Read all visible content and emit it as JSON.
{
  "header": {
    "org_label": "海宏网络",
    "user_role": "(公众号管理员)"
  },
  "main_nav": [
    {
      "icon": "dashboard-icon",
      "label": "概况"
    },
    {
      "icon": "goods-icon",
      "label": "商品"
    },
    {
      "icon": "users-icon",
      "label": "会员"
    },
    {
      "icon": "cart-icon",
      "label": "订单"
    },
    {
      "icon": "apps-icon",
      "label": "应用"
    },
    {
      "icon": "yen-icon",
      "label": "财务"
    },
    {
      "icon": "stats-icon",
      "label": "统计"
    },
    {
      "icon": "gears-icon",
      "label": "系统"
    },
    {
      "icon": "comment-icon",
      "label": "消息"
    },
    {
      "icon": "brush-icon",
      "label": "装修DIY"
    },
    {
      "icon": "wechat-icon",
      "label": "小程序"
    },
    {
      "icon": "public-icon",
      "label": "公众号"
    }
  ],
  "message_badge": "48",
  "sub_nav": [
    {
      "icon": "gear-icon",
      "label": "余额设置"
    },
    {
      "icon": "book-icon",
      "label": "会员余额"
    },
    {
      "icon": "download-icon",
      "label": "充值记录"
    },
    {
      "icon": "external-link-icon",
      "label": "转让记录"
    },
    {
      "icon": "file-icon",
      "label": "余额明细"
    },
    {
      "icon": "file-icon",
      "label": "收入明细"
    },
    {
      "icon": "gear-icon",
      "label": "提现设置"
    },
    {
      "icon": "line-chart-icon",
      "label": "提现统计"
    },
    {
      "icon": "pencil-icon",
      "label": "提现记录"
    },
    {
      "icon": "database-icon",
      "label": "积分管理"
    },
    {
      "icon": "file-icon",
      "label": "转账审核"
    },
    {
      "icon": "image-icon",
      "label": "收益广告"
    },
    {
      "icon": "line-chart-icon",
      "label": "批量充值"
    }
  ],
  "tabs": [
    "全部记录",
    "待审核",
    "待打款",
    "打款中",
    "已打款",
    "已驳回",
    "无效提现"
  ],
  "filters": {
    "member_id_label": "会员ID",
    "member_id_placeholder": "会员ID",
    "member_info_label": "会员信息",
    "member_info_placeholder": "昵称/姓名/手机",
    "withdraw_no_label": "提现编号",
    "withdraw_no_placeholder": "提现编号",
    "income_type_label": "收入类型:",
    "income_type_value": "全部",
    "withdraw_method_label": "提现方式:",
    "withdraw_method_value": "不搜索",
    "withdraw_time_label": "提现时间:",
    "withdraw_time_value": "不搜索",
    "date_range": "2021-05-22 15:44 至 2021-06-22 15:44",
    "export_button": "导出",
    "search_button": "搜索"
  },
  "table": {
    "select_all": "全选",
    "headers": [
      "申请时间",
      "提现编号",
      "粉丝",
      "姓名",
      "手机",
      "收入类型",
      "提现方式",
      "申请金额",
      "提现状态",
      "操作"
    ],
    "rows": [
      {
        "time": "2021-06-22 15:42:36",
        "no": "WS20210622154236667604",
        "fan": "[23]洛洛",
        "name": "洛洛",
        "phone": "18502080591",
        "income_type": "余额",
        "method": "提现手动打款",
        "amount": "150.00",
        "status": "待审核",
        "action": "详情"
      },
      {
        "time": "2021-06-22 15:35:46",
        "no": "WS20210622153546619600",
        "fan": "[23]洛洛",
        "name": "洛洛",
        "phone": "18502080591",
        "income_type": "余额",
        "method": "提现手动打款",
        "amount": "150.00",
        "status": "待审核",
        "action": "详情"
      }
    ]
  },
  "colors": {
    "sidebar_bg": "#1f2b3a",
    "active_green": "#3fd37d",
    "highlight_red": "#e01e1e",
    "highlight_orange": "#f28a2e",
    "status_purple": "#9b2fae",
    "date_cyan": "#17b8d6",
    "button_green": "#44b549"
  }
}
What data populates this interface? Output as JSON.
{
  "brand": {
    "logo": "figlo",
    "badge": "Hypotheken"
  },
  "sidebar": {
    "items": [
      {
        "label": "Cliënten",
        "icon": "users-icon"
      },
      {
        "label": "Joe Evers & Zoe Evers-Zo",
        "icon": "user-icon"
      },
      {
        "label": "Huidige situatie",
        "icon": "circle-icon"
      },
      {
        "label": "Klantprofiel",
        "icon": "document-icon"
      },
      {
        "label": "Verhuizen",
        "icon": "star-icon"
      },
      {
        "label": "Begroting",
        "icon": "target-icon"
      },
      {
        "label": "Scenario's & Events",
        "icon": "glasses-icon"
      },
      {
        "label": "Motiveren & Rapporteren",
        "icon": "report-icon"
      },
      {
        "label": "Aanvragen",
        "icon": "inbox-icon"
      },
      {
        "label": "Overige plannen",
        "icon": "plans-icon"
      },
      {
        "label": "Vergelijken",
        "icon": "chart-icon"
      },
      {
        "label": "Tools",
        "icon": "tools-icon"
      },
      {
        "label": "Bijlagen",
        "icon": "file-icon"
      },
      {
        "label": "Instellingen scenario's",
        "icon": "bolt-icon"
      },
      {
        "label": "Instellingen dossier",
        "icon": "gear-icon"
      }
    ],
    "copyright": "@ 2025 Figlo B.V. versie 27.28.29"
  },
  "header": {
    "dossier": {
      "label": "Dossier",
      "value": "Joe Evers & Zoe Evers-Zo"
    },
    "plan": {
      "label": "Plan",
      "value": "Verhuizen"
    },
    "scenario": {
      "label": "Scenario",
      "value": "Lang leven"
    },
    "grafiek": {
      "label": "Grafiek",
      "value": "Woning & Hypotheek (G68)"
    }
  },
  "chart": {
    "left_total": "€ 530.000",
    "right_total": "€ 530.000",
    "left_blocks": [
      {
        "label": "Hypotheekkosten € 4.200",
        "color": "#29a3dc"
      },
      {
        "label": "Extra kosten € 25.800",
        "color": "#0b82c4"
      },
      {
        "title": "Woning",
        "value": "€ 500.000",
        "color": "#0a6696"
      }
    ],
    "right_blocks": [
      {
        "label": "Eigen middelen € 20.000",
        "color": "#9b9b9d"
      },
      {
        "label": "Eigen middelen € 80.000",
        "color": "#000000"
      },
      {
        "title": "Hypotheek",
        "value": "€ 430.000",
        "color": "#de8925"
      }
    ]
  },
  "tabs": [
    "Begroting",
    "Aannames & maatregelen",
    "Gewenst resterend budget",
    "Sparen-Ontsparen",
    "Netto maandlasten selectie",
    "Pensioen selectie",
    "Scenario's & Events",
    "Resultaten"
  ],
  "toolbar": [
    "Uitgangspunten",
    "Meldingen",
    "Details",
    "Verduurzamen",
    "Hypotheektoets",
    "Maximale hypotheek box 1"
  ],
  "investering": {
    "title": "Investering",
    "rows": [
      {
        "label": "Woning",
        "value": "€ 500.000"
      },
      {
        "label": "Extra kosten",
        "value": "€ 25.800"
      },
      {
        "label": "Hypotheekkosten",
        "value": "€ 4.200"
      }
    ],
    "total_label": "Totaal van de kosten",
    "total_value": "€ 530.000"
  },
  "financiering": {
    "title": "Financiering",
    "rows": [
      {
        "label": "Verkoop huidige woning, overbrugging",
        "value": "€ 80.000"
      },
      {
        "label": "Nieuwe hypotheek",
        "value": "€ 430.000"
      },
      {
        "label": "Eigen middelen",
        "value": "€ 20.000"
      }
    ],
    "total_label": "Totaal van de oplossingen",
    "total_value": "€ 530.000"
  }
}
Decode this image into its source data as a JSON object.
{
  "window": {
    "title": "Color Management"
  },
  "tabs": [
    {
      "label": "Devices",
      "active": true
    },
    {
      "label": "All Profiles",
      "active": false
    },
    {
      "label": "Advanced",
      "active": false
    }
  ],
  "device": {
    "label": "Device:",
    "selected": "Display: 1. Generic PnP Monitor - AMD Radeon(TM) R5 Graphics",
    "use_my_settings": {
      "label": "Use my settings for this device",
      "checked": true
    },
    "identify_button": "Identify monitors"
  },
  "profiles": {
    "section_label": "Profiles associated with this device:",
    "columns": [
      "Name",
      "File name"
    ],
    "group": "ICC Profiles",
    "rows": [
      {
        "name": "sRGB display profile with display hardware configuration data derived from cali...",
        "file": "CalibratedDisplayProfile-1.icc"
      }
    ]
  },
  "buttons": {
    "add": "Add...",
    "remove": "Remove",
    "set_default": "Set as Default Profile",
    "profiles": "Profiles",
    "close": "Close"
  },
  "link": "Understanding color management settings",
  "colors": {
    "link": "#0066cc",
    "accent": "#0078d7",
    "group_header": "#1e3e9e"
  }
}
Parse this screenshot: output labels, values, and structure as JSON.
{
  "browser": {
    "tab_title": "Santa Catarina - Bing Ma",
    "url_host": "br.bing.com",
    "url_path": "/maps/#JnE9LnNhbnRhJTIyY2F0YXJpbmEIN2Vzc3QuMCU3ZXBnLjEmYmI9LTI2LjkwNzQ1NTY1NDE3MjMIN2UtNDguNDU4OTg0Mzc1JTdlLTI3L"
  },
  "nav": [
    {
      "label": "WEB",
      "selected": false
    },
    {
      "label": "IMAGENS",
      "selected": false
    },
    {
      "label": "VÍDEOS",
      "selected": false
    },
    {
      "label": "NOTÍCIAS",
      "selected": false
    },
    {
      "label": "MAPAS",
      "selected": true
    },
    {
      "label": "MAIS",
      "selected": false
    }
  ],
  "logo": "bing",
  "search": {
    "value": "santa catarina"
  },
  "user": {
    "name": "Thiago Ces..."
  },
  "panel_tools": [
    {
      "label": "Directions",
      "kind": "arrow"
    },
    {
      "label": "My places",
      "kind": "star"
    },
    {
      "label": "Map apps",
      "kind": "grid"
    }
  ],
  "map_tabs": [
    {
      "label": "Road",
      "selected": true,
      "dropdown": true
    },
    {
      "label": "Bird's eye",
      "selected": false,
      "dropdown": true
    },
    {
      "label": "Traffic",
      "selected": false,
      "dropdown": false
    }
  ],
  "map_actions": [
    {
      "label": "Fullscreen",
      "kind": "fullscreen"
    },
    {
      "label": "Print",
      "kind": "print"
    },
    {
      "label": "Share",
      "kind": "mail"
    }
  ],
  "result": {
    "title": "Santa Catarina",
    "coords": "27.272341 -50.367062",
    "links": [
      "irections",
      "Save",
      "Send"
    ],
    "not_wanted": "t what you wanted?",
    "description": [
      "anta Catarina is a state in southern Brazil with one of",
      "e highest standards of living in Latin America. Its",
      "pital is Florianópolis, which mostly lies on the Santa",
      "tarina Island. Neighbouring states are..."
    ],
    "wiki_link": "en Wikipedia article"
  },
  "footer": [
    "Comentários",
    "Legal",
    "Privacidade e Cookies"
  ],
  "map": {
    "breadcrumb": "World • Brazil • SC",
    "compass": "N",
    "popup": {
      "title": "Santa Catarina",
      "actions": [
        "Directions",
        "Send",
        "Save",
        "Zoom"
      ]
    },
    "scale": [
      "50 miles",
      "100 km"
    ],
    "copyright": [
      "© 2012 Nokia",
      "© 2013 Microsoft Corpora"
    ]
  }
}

-- Aim --
In the entries above, find each line with the string "Eigen" and copy it.

-- Answer to the exercise --
        "label": "Eigen middelen € 20.000",
        "label": "Eigen middelen € 80.000",
        "label": "Eigen middelen",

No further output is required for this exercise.